» VORGEGEBENER TEXT:
● ● ● ●
Von Ernst Eichler und Christian Zschieschang (Abhandlungen der Sächsischen Akademie der Wissenschaften zu Leipzig, Philologisch-historische Klasse, Band 81, Heft 6), S. Hirzel, Stuttgart/Leipzig 2011, 256 Seiten, 3 Abbildungen, 3 Beilagen, Broschur


Seit Jahrzehnten bildet die lexikographische Aufarbeitung der altsorbischen Ortsnamen und ihre sprachwissenschaftliche und siedlungsgeschichtliche Auswertung die zentrale Aufgabe der Leipziger Onomastik. Nach einer langen Reihe regionaler Untersuchungen und überregionaler Analysen (insbesondere im Rahmen des Slavischen Onomastischen Atlasses) konnte in den letzten Jahren erreicht werden, dass mit umfangreichen Namenbüchern für Sachsen, die Niederlausitz, das Mittelelbegebiet und einigen weiteren regionalen Studien der ganze Freistaat und die von altsorbischen Namen geprägten Landschaften Brandenburgs und Sachsen-Anhalts in regionalen Namenlexika erfasst sind. Außerdem liegt mit dem vierten Band des Kompendiums »Slawische Ortsnamen zwischen Saale und Neiße« aus der Feder Ernst Eichlers für alle Siedlungsnamen des altsorbischen Sprachgebietes eine wissenschaftliche lexikographische Aufarbeitung vor. Im Hinblick auf die umfassende Auswertung dieses immensen sprachlichen Materials ist insbesondere der Atlas altsorbischer Ortsnamentypen zu nennen.1 Die Sächsische Akademie der Wissenschaften zu Leipzig hatte an diesem Forschungsprogramm einen überaus gewichtigen Anteil. Manche der genannten Werke sind in ihrem Hause entstanden; für die Mehrzahl der übrigen und viele weitere ermöglichte sie die Drucklegung.
● ● ● ●
» AUFGABEN:
1/ Was ist laut dem Text über die altsorbischen Ortsnamen seit Jahrzehnten die zentrale Aufgabe der Leipziger Onomastik?
2/ Zählen Sie alle Regionen auf, für die der Text über die altsorbischen Ortsnamen umfangreiche Namenbücher nennt.
3/ Führen Sie den Text über die altsorbischen Ortsnamen im Anschluss an seinen letzten Satz fort.

» DATENTEIL:
● ● ● ●
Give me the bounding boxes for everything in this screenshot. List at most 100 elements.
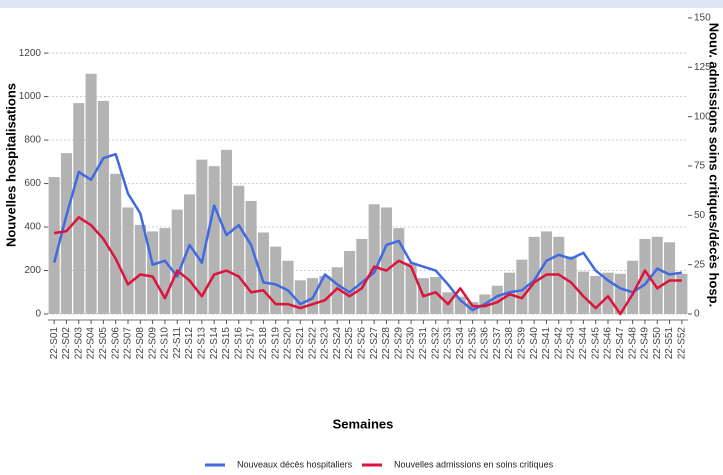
● ● ● ●
» ANTWORTEN JE AUFGABE:
1/ Ihre zentrale Aufgabe ist die lexikographische Aufarbeitung der altsorbischen Ortsnamen samt ihrer sprachwissenschaftlichen und siedlungsgeschichtlichen Auswertung.

2/ Sachsen, die Niederlausitz, das Mittelelbegebiet

3/
Bislang noch nicht systematisch erfasst wurden allerdings die östlich der Neiße gelegenen Teile der Nieder- und Oberlausitz, welche ebenfalls von altsorbischen Ortsnamenformen geprägt sind, die bisher in der namenkundlichen Literatur nur in wenigen Fällen berücksichtigt wurden. Da diese Gebiete seit 1945 zur (Volks)republik Polen gehören, wäre es unter den wissenschaftspolitischen Bedingungen der DDR einem revanchistischen Akt gleichgekommen, die nicht mehr offiziellen deutschen Ortsnamen in der gleichen Weise zu bearbeiten wie diejenigen westlich der Oder-Neiße-Grenze. Eine entsprechende Untersuchung musste daher unterbleiben.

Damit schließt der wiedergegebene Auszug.